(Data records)
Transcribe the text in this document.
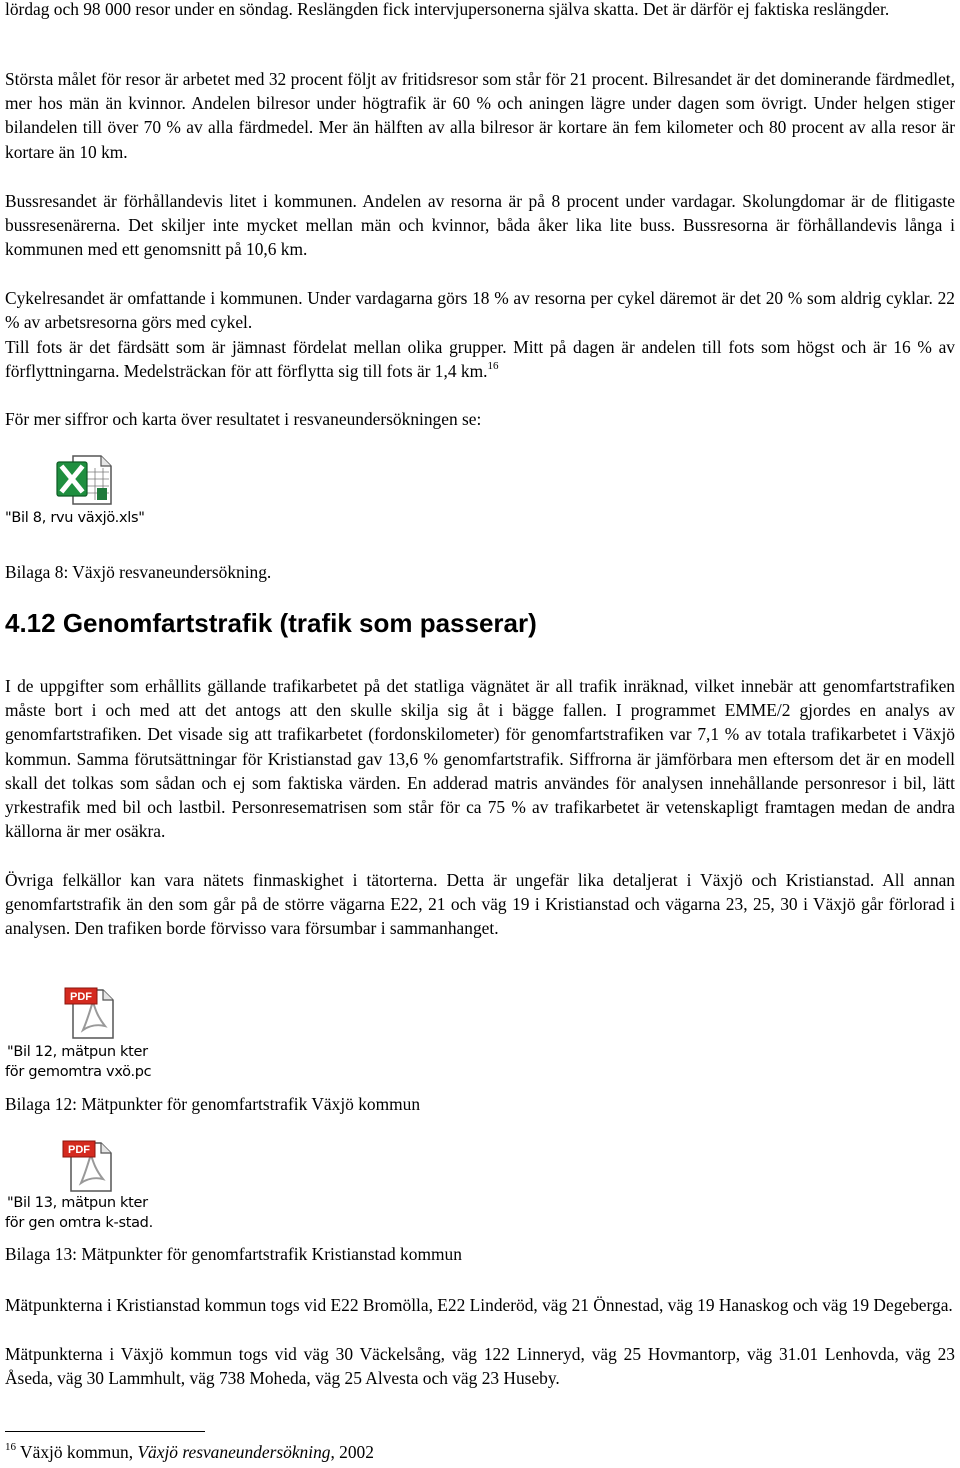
lördag och 98 000 resor under en söndag. Reslängden fick intervjupersonerna själva skatta. Det är därför ej faktiska reslängder.

Största målet för resor är arbetet med 32 procent följt av fritidsresor som står för 21 procent. Bilresandet är det dominerande färdmedlet, mer hos män än kvinnor. Andelen bilresor under högtrafik är 60 % och aningen lägre under dagen som övrigt. Under helgen stiger bilandelen till över 70 % av alla färdmedel. Mer än hälften av alla bilresor är kortare än fem kilometer och 80 procent av alla resor är kortare än 10 km.

Bussresandet är förhållandevis litet i kommunen. Andelen av resorna är på 8 procent under vardagar. Skolungdomar är de flitigaste bussresenärerna. Det skiljer inte mycket mellan män och kvinnor, båda åker lika lite buss. Bussresorna är förhållandevis långa i kommunen med ett genomsnitt på 10,6 km.

Cykelresandet är omfattande i kommunen. Under vardagarna görs 18 % av resorna per cykel däremot är det 20 % som aldrig cyklar. 22 % av arbetsresorna görs med cykel.

Till fots är det färdsätt som är jämnast fördelat mellan olika grupper. Mitt på dagen är andelen till fots som högst och är 16 % av förflyttningarna. Medelsträckan för att förflytta sig till fots är 1,4 km.$^{16}$

För mer siffror och karta över resultatet i resvaneundersökningen se:

"Bil 8, rvu växjö.xls"

Bilaga 8: Växjö resvaneundersökning.

4.12 Genomfartstrafik (trafik som passerar)

I de uppgifter som erhållits gällande trafikarbetet på det statliga vägnätet är all trafik inräknad, vilket innebär att genomfartstrafiken måste bort i och med att det antogs att den skulle skilja sig åt i bägge fallen. I programmet EMME/2 gjordes en analys av genomfartstrafiken. Det visade sig att trafikarbetet (fordonskilometer) för genomfartstrafiken var 7,1 % av totala trafikarbetet i Växjö kommun. Samma förutsättningar för Kristianstad gav 13,6 % genomfartstrafik. Siffrorna är jämförbara men eftersom det är en modell skall det tolkas som sådan och ej som faktiska värden. En adderad matris användes för analysen innehållande personresor i bil, lätt yrkestrafik med bil och lastbil. Personresematrisen som står för ca 75 % av trafikarbetet är vetenskapligt framtagen medan de andra källorna är mer osäkra.

Övriga felkällor kan vara nätets finmaskighet i tätorterna. Detta är ungefär lika detaljerat i Växjö och Kristianstad. All annan genomfartstrafik än den som går på de större vägarna E22, 21 och väg 19 i Kristianstad och vägarna 23, 25, 30 i Växjö går förlorad i analysen. Den trafiken borde förvisso vara försumbar i sammanhanget.

PDF
"Bil 12, mätpun kter
för gemomtra vxö.pc

Bilaga 12: Mätpunkter för genomfartstrafik Växjö kommun

PDF
"Bil 13, mätpun kter
för gen omtra k-stad.

Bilaga 13: Mätpunkter för genomfartstrafik Kristianstad kommun

Mätpunkterna i Kristianstad kommun togs vid E22 Bromölla, E22 Linderöd, väg 21 Önnestad, väg 19 Hanaskog och väg 19 Degeberga.

Mätpunkterna i Växjö kommun togs vid väg 30 Väckelsång, väg 122 Linneryd, väg 25 Hovmantorp, väg 31.01 Lenhovda, väg 23 Åseda, väg 30 Lammhult, väg 738 Moheda, väg 25 Alvesta och väg 23 Huseby.

$^{16}$ Växjö kommun, Växjö resvaneundersökning, 2002
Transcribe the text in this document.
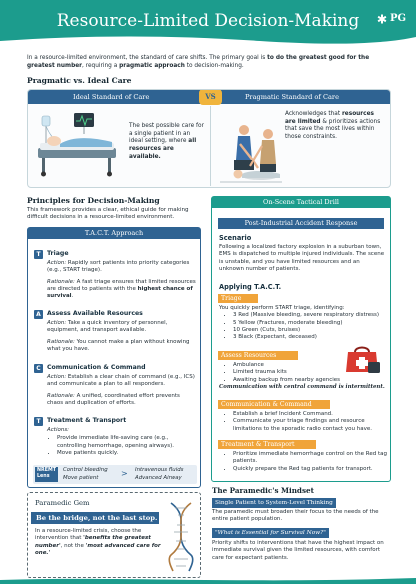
Resource-Limited Decision-Making	PG
In a resource-limited environment, the standard of care shifts. The primary goal is to do the greatest good for the greatest number, requiring a pragmatic approach to decision-making.
Pragmatic vs. Ideal Care
Ideal Standard of Care	Pragmatic Standard of Care
VS
The best possible care for a single patient in an ideal setting, where all resources are available.
Acknowledges that resources are limited & prioritizes actions that save the most lives within those constraints.
Principles for Decision-Making
This framework provides a clear, ethical guide for making difficult decisions in a resource-limited environment.
T.A.C.T. Approach
T	Triage

Action: Rapidly sort patients into priority categories (e.g., START triage).

Rationale: A fast triage ensures that limited resources are directed to patients with the highest chance of survival.

A Assess Available Resources

Action: Take a quick inventory of personnel, equipment, and transport available.

Rationale: You cannot make a plan without knowing what you have.

C	Communication & Command

Action: Establish a clear chain of command (e.g., ICS) and communicate a plan to all responders.

Rationale: A unified, coordinated effort prevents chaos and duplication of efforts.

T	Treatment & Transport

Actions:

• Provide immediate life-saving care (e.g., controlling hemorrhage, opening airways).
• Move patients quickly.
NREMT Lens
Control bleeding
Move patient	> Intravenous fluids
Advanced Airway
Paramedic Gem
Be the bridge, not the last stop.
In a resource-limited crisis, choose the intervention that 'benefits the greatest number', not the 'most advanced care for one.'
On-Scene Tactical Drill
Post-Industrial Accident Response
Scenario
Following a localized factory explosion in a suburban town, EMS is dispatched to multiple injured individuals. The scene is unstable, and you have limited resources and an unknown number of patients.
Applying T.A.C.T.
Triage
You quickly perform START triage, identifying:
• 3 Red (Massive bleeding, severe respiratory distress)
• 5 Yellow (Fractures, moderate bleeding)
• 10 Green (Cuts, bruises)
• 3 Black (Expectant, deceased)
Assess Resources
• Ambulance
• Limited trauma kits
• Awaiting backup from nearby agencies
Communication with central command is intermittent.
Communication & Command
• Establish a brief Incident Command.
• Communicate your triage findings and resource limitations to the sporadic radio contact you have.
Treatment & Transport
• Prioritize immediate hemorrhage control on the Red tag patients.
• Quickly prepare the Red tag patients for transport.
The Paramedic's Mindset
Single Patient to System-Level Thinking
The paramedic must broaden their focus to the needs of the entire patient population.
"What is Essential for Survival Now?"
Priority shifts to interventions that have the highest impact on immediate survival given the limited resources, with comfort care for expectant patients.
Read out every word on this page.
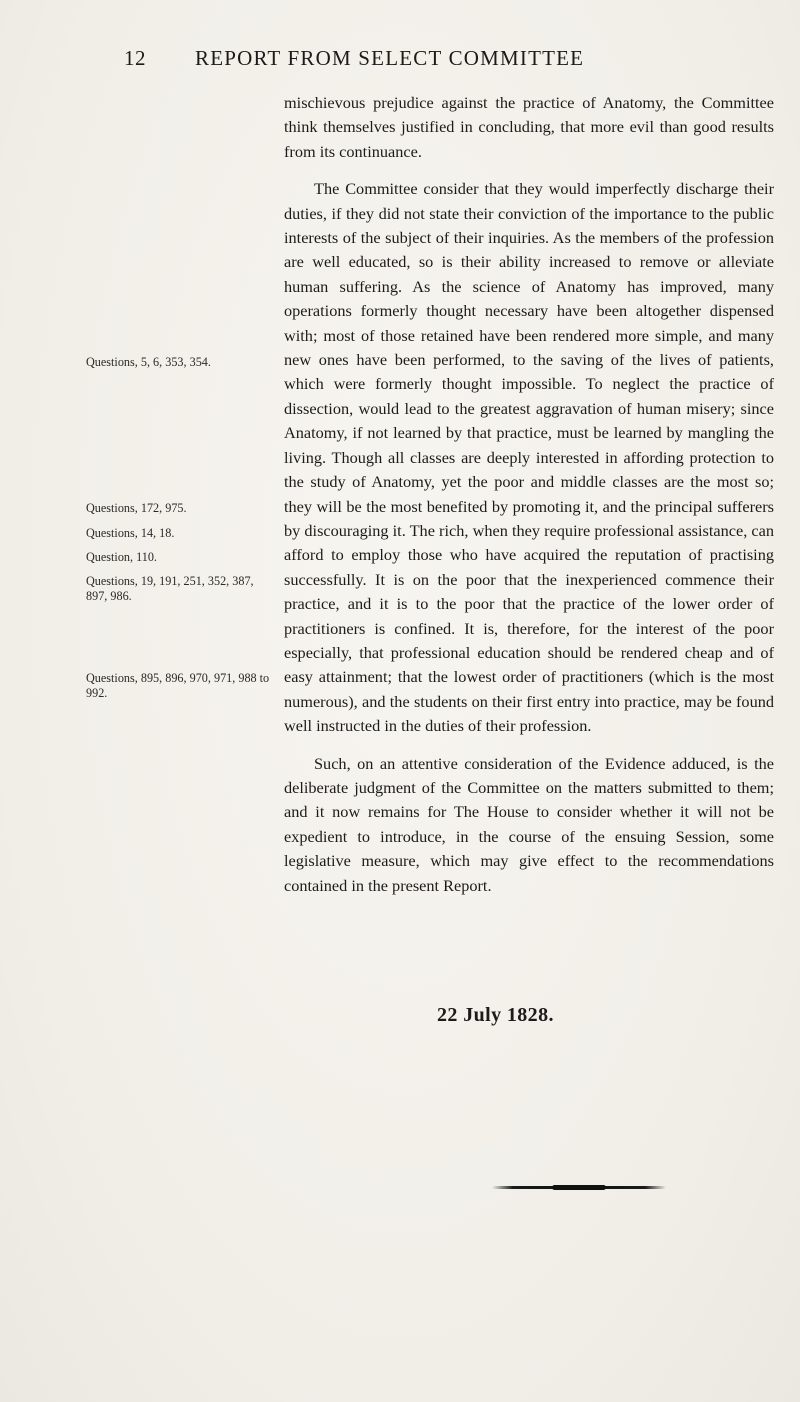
12 REPORT FROM SELECT COMMITTEE
Questions, 5, 6, 353, 354.
Questions, 172, 975.
Questions, 14, 18.
Question, 110.
Questions, 19, 191, 251, 352, 387, 897, 986.
Questions, 895, 896, 970, 971, 988 to 992.

mischievous prejudice against the practice of Anatomy, the Committee think themselves justified in concluding, that more evil than good results from its continuance.

The Committee consider that they would imperfectly discharge their duties, if they did not state their conviction of the importance to the public interests of the subject of their inquiries. As the members of the profession are well educated, so is their ability increased to remove or alleviate human suffering. As the science of Anatomy has improved, many operations formerly thought necessary have been altogether dispensed with; most of those retained have been rendered more simple, and many new ones have been performed, to the saving of the lives of patients, which were formerly thought impossible. To neglect the practice of dissection, would lead to the greatest aggravation of human misery; since Anatomy, if not learned by that practice, must be learned by mangling the living. Though all classes are deeply interested in affording protection to the study of Anatomy, yet the poor and middle classes are the most so; they will be the most benefited by promoting it, and the principal sufferers by discouraging it. The rich, when they require professional assistance, can afford to employ those who have acquired the reputation of practising successfully. It is on the poor that the inexperienced commence their practice, and it is to the poor that the practice of the lower order of practitioners is confined. It is, therefore, for the interest of the poor especially, that professional education should be rendered cheap and of easy attainment; that the lowest order of practitioners (which is the most numerous), and the students on their first entry into practice, may be found well instructed in the duties of their profession.

Such, on an attentive consideration of the Evidence adduced, is the deliberate judgment of the Committee on the matters submitted to them; and it now remains for The House to consider whether it will not be expedient to introduce, in the course of the ensuing Session, some legislative measure, which may give effect to the recommendations contained in the present Report.

22 July 1828.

→ **TASK DETAILS**:
The result should be an exact copy of every entry above, with no pictures included.

→ **SOLUTION TO THIS TASK**:
Transcribe the text in this document.
lördag och 98 000 resor under en söndag. Reslängden fick intervjupersonerna själva skatta. Det är därför ej faktiska reslängder.

Största målet för resor är arbetet med 32 procent följt av fritidsresor som står för 21 procent. Bilresandet är det dominerande färdmedlet, mer hos män än kvinnor. Andelen bilresor under högtrafik är 60 % och aningen lägre under dagen som övrigt. Under helgen stiger bilandelen till över 70 % av alla färdmedel. Mer än hälften av alla bilresor är kortare än fem kilometer och 80 procent av alla resor är kortare än 10 km.

Bussresandet är förhållandevis litet i kommunen. Andelen av resorna är på 8 procent under vardagar. Skolungdomar är de flitigaste bussresenärerna. Det skiljer inte mycket mellan män och kvinnor, båda åker lika lite buss. Bussresorna är förhållandevis långa i kommunen med ett genomsnitt på 10,6 km.

Cykelresandet är omfattande i kommunen. Under vardagarna görs 18 % av resorna per cykel däremot är det 20 % som aldrig cyklar. 22 % av arbetsresorna görs med cykel.

Till fots är det färdsätt som är jämnast fördelat mellan olika grupper. Mitt på dagen är andelen till fots som högst och är 16 % av förflyttningarna. Medelsträckan för att förflytta sig till fots är 1,4 km.$^{16}$

För mer siffror och karta över resultatet i resvaneundersökningen se:

"Bil 8, rvu växjö.xls"

Bilaga 8: Växjö resvaneundersökning.

4.12 Genomfartstrafik (trafik som passerar)

I de uppgifter som erhållits gällande trafikarbetet på det statliga vägnätet är all trafik inräknad, vilket innebär att genomfartstrafiken måste bort i och med att det antogs att den skulle skilja sig åt i bägge fallen. I programmet EMME/2 gjordes en analys av genomfartstrafiken. Det visade sig att trafikarbetet (fordonskilometer) för genomfartstrafiken var 7,1 % av totala trafikarbetet i Växjö kommun. Samma förutsättningar för Kristianstad gav 13,6 % genomfartstrafik. Siffrorna är jämförbara men eftersom det är en modell skall det tolkas som sådan och ej som faktiska värden. En adderad matris användes för analysen innehållande personresor i bil, lätt yrkestrafik med bil och lastbil. Personresematrisen som står för ca 75 % av trafikarbetet är vetenskapligt framtagen medan de andra källorna är mer osäkra.

Övriga felkällor kan vara nätets finmaskighet i tätorterna. Detta är ungefär lika detaljerat i Växjö och Kristianstad. All annan genomfartstrafik än den som går på de större vägarna E22, 21 och väg 19 i Kristianstad och vägarna 23, 25, 30 i Växjö går förlorad i analysen. Den trafiken borde förvisso vara försumbar i sammanhanget.

PDF
"Bil 12, mätpun kter
för gemomtra vxö.pc

Bilaga 12: Mätpunkter för genomfartstrafik Växjö kommun

PDF
"Bil 13, mätpun kter
för gen omtra k-stad.

Bilaga 13: Mätpunkter för genomfartstrafik Kristianstad kommun

Mätpunkterna i Kristianstad kommun togs vid E22 Bromölla, E22 Linderöd, väg 21 Önnestad, väg 19 Hanaskog och väg 19 Degeberga.

Mätpunkterna i Växjö kommun togs vid väg 30 Väckelsång, väg 122 Linneryd, väg 25 Hovmantorp, väg 31.01 Lenhovda, väg 23 Åseda, väg 30 Lammhult, väg 738 Moheda, väg 25 Alvesta och väg 23 Huseby.

$^{16}$ Växjö kommun, Växjö resvaneundersökning, 2002
Transcribe the text in this document.
Resource-Limited Decision-Making	PG
In a resource-limited environment, the standard of care shifts. The primary goal is to do the greatest good for the greatest number, requiring a pragmatic approach to decision-making.
Pragmatic vs. Ideal Care
Ideal Standard of Care	Pragmatic Standard of Care
VS
The best possible care for a single patient in an ideal setting, where all resources are available.
Acknowledges that resources are limited & prioritizes actions that save the most lives within those constraints.
Principles for Decision-Making
This framework provides a clear, ethical guide for making difficult decisions in a resource-limited environment.
T.A.C.T. Approach
T	Triage

Action: Rapidly sort patients into priority categories (e.g., START triage).

Rationale: A fast triage ensures that limited resources are directed to patients with the highest chance of survival.

A Assess Available Resources

Action: Take a quick inventory of personnel, equipment, and transport available.

Rationale: You cannot make a plan without knowing what you have.

C	Communication & Command

Action: Establish a clear chain of command (e.g., ICS) and communicate a plan to all responders.

Rationale: A unified, coordinated effort prevents chaos and duplication of efforts.

T	Treatment & Transport

Actions:

• Provide immediate life-saving care (e.g., controlling hemorrhage, opening airways).
• Move patients quickly.
NREMT Lens
Control bleeding
Move patient	> Intravenous fluids
Advanced Airway
Paramedic Gem
Be the bridge, not the last stop.
In a resource-limited crisis, choose the intervention that 'benefits the greatest number', not the 'most advanced care for one.'
On-Scene Tactical Drill
Post-Industrial Accident Response
Scenario
Following a localized factory explosion in a suburban town, EMS is dispatched to multiple injured individuals. The scene is unstable, and you have limited resources and an unknown number of patients.
Applying T.A.C.T.
Triage
You quickly perform START triage, identifying:
• 3 Red (Massive bleeding, severe respiratory distress)
• 5 Yellow (Fractures, moderate bleeding)
• 10 Green (Cuts, bruises)
• 3 Black (Expectant, deceased)
Assess Resources
• Ambulance
• Limited trauma kits
• Awaiting backup from nearby agencies
Communication with central command is intermittent.
Communication & Command
• Establish a brief Incident Command.
• Communicate your triage findings and resource limitations to the sporadic radio contact you have.
Treatment & Transport
• Prioritize immediate hemorrhage control on the Red tag patients.
• Quickly prepare the Red tag patients for transport.
The Paramedic's Mindset
Single Patient to System-Level Thinking
The paramedic must broaden their focus to the needs of the entire patient population.
"What is Essential for Survival Now?"
Priority shifts to interventions that have the highest impact on immediate survival given the limited resources, with comfort care for expectant patients.
Read out every word on this page.
12 REPORT FROM SELECT COMMITTEE
Questions, 5, 6, 353, 354.
Questions, 172, 975.
Questions, 14, 18.
Question, 110.
Questions, 19, 191, 251, 352, 387, 897, 986.
Questions, 895, 896, 970, 971, 988 to 992.

mischievous prejudice against the practice of Anatomy, the Committee think themselves justified in concluding, that more evil than good results from its continuance.

The Committee consider that they would imperfectly discharge their duties, if they did not state their conviction of the importance to the public interests of the subject of their inquiries. As the members of the profession are well educated, so is their ability increased to remove or alleviate human suffering. As the science of Anatomy has improved, many operations formerly thought necessary have been altogether dispensed with; most of those retained have been rendered more simple, and many new ones have been performed, to the saving of the lives of patients, which were formerly thought impossible. To neglect the practice of dissection, would lead to the greatest aggravation of human misery; since Anatomy, if not learned by that practice, must be learned by mangling the living. Though all classes are deeply interested in affording protection to the study of Anatomy, yet the poor and middle classes are the most so; they will be the most benefited by promoting it, and the principal sufferers by discouraging it. The rich, when they require professional assistance, can afford to employ those who have acquired the reputation of practising successfully. It is on the poor that the inexperienced commence their practice, and it is to the poor that the practice of the lower order of practitioners is confined. It is, therefore, for the interest of the poor especially, that professional education should be rendered cheap and of easy attainment; that the lowest order of practitioners (which is the most numerous), and the students on their first entry into practice, may be found well instructed in the duties of their profession.

Such, on an attentive consideration of the Evidence adduced, is the deliberate judgment of the Committee on the matters submitted to them; and it now remains for The House to consider whether it will not be expedient to introduce, in the course of the ensuing Session, some legislative measure, which may give effect to the recommendations contained in the present Report.

22 July 1828.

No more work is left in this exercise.